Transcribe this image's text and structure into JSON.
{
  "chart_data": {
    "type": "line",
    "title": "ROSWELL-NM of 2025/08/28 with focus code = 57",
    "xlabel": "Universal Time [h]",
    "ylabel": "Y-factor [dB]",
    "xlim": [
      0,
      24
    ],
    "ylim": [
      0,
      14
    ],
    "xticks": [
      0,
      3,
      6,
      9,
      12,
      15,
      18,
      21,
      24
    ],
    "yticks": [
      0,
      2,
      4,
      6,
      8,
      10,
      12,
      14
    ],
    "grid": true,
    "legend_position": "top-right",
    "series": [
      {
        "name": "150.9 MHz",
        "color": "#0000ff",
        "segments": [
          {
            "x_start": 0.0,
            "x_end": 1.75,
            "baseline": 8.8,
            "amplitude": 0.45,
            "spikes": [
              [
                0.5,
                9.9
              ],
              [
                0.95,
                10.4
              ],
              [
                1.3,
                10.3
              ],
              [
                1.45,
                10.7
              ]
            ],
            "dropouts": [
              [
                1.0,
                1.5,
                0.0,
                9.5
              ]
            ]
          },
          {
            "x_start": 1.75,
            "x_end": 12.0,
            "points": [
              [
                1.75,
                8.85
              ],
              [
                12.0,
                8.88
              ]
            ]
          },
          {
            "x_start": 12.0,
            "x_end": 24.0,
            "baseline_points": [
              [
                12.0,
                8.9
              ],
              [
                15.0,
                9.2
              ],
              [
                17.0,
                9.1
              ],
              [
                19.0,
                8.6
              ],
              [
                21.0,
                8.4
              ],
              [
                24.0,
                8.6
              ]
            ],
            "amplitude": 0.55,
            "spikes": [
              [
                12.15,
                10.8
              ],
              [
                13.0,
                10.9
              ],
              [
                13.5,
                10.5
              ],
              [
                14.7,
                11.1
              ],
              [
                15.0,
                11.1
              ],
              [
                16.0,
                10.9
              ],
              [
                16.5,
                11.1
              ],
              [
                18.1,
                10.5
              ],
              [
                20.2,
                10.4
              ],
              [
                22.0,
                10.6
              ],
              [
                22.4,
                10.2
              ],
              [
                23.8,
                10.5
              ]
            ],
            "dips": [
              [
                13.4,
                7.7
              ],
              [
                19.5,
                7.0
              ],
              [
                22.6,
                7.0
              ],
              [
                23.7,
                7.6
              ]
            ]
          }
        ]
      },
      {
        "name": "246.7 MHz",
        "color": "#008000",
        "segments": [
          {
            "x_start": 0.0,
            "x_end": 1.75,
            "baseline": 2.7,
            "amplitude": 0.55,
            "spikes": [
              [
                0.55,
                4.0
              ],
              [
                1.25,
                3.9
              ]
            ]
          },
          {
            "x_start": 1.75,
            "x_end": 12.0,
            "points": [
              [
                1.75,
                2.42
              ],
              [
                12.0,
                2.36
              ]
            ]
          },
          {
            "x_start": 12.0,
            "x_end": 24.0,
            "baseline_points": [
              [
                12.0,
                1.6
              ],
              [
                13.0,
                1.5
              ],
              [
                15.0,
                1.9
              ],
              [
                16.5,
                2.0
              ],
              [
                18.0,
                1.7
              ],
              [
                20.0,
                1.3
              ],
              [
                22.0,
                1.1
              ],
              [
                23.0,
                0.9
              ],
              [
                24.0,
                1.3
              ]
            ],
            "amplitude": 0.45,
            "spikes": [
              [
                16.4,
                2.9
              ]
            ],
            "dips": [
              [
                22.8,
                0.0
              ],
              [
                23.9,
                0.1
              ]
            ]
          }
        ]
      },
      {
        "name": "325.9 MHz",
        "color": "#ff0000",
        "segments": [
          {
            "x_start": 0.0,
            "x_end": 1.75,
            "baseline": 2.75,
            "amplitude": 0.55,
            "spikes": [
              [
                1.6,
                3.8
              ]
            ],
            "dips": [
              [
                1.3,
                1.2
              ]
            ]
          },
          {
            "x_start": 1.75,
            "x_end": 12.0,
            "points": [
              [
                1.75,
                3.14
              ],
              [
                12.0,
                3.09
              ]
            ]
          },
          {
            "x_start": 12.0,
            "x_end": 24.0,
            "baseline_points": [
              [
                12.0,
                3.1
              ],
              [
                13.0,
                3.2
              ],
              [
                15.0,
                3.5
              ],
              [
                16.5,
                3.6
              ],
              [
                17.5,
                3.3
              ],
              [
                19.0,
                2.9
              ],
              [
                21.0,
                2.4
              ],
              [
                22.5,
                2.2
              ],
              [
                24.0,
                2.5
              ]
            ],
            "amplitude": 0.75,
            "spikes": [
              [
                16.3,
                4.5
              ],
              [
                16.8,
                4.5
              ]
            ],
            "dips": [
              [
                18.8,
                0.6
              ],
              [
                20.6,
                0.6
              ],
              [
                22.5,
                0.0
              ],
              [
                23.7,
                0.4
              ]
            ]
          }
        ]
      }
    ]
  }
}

Work to do:
Write down the full listing again, exactly.

Answer for this exercise:
Transcribe this image's text and structure into JSON.
{
  "chart_data": {
    "type": "line",
    "title": "ROSWELL-NM of 2025/08/28 with focus code = 57",
    "xlabel": "Universal Time [h]",
    "ylabel": "Y-factor [dB]",
    "xlim": [
      0,
      24
    ],
    "ylim": [
      0,
      14
    ],
    "xticks": [
      0,
      3,
      6,
      9,
      12,
      15,
      18,
      21,
      24
    ],
    "yticks": [
      0,
      2,
      4,
      6,
      8,
      10,
      12,
      14
    ],
    "grid": true,
    "legend_position": "top-right",
    "series": [
      {
        "name": "150.9 MHz",
        "color": "#0000ff",
        "segments": [
          {
            "x_start": 0.0,
            "x_end": 1.75,
            "baseline": 8.8,
            "amplitude": 0.45,
            "spikes": [
              [
                0.5,
                9.9
              ],
              [
                0.95,
                10.4
              ],
              [
                1.3,
                10.3
              ],
              [
                1.45,
                10.7
              ]
            ],
            "dropouts": [
              [
                1.0,
                1.5,
                0.0,
                9.5
              ]
            ]
          },
          {
            "x_start": 1.75,
            "x_end": 12.0,
            "points": [
              [
                1.75,
                8.85
              ],
              [
                12.0,
                8.88
              ]
            ]
          },
          {
            "x_start": 12.0,
            "x_end": 24.0,
            "baseline_points": [
              [
                12.0,
                8.9
              ],
              [
                15.0,
                9.2
              ],
              [
                17.0,
                9.1
              ],
              [
                19.0,
                8.6
              ],
              [
                21.0,
                8.4
              ],
              [
                24.0,
                8.6
              ]
            ],
            "amplitude": 0.55,
            "spikes": [
              [
                12.15,
                10.8
              ],
              [
                13.0,
                10.9
              ],
              [
                13.5,
                10.5
              ],
              [
                14.7,
                11.1
              ],
              [
                15.0,
                11.1
              ],
              [
                16.0,
                10.9
              ],
              [
                16.5,
                11.1
              ],
              [
                18.1,
                10.5
              ],
              [
                20.2,
                10.4
              ],
              [
                22.0,
                10.6
              ],
              [
                22.4,
                10.2
              ],
              [
                23.8,
                10.5
              ]
            ],
            "dips": [
              [
                13.4,
                7.7
              ],
              [
                19.5,
                7.0
              ],
              [
                22.6,
                7.0
              ],
              [
                23.7,
                7.6
              ]
            ]
          }
        ]
      },
      {
        "name": "246.7 MHz",
        "color": "#008000",
        "segments": [
          {
            "x_start": 0.0,
            "x_end": 1.75,
            "baseline": 2.7,
            "amplitude": 0.55,
            "spikes": [
              [
                0.55,
                4.0
              ],
              [
                1.25,
                3.9
              ]
            ]
          },
          {
            "x_start": 1.75,
            "x_end": 12.0,
            "points": [
              [
                1.75,
                2.42
              ],
              [
                12.0,
                2.36
              ]
            ]
          },
          {
            "x_start": 12.0,
            "x_end": 24.0,
            "baseline_points": [
              [
                12.0,
                1.6
              ],
              [
                13.0,
                1.5
              ],
              [
                15.0,
                1.9
              ],
              [
                16.5,
                2.0
              ],
              [
                18.0,
                1.7
              ],
              [
                20.0,
                1.3
              ],
              [
                22.0,
                1.1
              ],
              [
                23.0,
                0.9
              ],
              [
                24.0,
                1.3
              ]
            ],
            "amplitude": 0.45,
            "spikes": [
              [
                16.4,
                2.9
              ]
            ],
            "dips": [
              [
                22.8,
                0.0
              ],
              [
                23.9,
                0.1
              ]
            ]
          }
        ]
      },
      {
        "name": "325.9 MHz",
        "color": "#ff0000",
        "segments": [
          {
            "x_start": 0.0,
            "x_end": 1.75,
            "baseline": 2.75,
            "amplitude": 0.55,
            "spikes": [
              [
                1.6,
                3.8
              ]
            ],
            "dips": [
              [
                1.3,
                1.2
              ]
            ]
          },
          {
            "x_start": 1.75,
            "x_end": 12.0,
            "points": [
              [
                1.75,
                3.14
              ],
              [
                12.0,
                3.09
              ]
            ]
          },
          {
            "x_start": 12.0,
            "x_end": 24.0,
            "baseline_points": [
              [
                12.0,
                3.1
              ],
              [
                13.0,
                3.2
              ],
              [
                15.0,
                3.5
              ],
              [
                16.5,
                3.6
              ],
              [
                17.5,
                3.3
              ],
              [
                19.0,
                2.9
              ],
              [
                21.0,
                2.4
              ],
              [
                22.5,
                2.2
              ],
              [
                24.0,
                2.5
              ]
            ],
            "amplitude": 0.75,
            "spikes": [
              [
                16.3,
                4.5
              ],
              [
                16.8,
                4.5
              ]
            ],
            "dips": [
              [
                18.8,
                0.6
              ],
              [
                20.6,
                0.6
              ],
              [
                22.5,
                0.0
              ],
              [
                23.7,
                0.4
              ]
            ]
          }
        ]
      }
    ]
  }
}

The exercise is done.